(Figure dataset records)

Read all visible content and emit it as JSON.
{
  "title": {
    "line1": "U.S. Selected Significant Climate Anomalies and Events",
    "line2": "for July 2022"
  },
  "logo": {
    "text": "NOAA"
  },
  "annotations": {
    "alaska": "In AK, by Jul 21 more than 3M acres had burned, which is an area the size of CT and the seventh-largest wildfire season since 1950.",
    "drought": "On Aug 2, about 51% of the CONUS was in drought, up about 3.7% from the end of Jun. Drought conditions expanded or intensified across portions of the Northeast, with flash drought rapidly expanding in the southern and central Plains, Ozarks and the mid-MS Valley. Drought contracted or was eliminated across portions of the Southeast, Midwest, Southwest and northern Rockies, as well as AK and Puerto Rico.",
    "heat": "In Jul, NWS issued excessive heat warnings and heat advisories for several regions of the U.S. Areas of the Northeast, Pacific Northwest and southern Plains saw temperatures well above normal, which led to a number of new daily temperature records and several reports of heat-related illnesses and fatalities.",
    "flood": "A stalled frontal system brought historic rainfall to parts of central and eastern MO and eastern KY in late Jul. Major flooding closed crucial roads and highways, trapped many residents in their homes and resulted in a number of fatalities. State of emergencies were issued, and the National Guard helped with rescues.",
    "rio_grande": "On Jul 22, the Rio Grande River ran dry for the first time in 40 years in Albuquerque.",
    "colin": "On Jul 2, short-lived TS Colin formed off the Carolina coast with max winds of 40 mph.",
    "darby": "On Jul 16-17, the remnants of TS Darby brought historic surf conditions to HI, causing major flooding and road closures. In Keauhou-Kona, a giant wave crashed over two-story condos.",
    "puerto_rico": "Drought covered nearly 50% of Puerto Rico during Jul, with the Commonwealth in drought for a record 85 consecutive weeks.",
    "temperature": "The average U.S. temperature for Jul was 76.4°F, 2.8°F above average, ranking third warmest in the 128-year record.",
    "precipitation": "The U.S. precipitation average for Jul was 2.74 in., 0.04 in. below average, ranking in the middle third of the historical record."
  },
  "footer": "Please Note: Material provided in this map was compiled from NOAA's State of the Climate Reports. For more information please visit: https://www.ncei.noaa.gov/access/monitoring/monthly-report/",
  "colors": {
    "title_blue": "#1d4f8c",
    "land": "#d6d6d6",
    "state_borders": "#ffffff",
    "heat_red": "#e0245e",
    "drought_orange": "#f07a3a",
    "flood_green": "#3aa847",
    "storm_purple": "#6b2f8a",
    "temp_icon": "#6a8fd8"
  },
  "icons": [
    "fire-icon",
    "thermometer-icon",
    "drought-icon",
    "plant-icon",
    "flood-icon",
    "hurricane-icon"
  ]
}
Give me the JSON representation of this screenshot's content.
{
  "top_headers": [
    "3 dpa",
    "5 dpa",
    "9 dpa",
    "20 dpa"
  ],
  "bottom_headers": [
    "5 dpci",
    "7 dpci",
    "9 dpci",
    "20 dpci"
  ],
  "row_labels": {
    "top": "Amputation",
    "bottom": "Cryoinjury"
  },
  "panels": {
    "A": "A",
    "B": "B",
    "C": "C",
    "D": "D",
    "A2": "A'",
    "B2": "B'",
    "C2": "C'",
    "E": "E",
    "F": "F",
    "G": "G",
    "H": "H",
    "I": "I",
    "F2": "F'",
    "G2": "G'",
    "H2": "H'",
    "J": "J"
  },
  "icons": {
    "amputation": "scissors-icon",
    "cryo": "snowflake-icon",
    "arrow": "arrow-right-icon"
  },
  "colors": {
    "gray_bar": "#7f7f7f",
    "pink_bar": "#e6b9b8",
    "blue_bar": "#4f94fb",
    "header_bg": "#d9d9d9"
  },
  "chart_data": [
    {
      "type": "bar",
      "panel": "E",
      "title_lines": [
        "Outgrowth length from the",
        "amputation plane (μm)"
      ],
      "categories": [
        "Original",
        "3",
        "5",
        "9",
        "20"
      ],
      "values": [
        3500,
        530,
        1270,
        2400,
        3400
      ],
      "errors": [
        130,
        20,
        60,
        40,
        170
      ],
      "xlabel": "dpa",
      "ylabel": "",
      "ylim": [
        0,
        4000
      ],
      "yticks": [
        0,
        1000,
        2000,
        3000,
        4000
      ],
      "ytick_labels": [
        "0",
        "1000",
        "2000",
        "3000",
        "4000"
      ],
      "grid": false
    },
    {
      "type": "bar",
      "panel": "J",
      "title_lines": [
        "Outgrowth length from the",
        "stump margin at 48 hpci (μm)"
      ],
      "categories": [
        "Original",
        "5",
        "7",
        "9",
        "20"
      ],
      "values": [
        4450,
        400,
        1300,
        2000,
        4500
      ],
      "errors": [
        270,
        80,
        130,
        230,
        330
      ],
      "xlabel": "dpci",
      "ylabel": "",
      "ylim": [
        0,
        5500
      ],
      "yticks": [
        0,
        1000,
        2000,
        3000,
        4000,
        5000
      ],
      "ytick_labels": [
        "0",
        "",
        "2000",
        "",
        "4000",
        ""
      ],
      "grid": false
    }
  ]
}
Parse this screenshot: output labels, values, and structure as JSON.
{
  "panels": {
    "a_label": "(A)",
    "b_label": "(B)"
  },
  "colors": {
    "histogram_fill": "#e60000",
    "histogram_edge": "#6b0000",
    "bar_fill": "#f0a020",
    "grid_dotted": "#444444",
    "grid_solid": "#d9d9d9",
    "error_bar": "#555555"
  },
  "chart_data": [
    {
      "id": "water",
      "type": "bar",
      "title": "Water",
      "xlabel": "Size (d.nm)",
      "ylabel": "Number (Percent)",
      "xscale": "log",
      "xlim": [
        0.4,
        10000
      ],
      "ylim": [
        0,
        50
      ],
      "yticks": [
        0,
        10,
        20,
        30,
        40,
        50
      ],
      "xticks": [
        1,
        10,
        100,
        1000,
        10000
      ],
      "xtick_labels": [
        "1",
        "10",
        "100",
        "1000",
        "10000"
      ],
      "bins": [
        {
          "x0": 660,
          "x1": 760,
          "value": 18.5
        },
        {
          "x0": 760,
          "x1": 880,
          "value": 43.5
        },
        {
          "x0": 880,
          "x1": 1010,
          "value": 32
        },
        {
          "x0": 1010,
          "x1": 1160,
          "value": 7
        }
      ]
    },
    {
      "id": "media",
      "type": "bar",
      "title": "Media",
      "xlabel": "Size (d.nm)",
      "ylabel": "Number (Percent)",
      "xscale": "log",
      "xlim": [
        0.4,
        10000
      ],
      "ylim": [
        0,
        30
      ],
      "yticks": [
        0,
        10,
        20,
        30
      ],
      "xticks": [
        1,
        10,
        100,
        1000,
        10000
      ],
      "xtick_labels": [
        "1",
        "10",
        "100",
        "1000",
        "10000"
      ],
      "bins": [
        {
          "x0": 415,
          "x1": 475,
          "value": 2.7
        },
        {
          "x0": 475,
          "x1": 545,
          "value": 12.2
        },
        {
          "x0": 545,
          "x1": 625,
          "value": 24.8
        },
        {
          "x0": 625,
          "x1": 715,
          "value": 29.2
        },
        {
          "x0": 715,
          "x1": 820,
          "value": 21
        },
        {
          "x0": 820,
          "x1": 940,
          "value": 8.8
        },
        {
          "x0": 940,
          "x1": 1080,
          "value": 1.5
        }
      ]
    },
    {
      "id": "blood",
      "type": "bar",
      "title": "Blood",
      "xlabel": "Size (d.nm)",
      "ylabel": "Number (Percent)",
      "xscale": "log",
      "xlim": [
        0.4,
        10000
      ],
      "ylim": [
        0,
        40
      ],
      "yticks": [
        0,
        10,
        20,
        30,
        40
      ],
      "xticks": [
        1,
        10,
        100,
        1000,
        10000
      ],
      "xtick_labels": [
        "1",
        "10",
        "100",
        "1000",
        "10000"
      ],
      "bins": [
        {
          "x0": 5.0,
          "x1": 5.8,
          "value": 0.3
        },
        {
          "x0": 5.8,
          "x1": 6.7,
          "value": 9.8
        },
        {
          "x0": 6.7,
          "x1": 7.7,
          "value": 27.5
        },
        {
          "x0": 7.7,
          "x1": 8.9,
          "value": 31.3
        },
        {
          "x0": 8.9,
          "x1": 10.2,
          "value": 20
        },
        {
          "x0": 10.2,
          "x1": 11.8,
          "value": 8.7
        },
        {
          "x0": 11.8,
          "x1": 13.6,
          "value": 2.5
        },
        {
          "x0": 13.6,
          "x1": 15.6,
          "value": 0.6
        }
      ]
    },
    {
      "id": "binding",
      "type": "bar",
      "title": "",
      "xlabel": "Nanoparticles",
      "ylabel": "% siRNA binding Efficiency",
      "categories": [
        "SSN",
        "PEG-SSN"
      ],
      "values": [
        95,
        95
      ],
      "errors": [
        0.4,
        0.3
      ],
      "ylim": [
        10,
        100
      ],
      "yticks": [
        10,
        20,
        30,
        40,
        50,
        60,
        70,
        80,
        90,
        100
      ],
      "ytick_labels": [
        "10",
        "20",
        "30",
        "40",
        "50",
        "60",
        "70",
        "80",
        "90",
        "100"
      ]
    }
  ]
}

◆ What is being asked: Go through the listing above and pull out each line containing the word "screenshot".

◆ Full answer:
Give me the JSON representation of this screenshot's content.
Parse this screenshot: output labels, values, and structure as JSON.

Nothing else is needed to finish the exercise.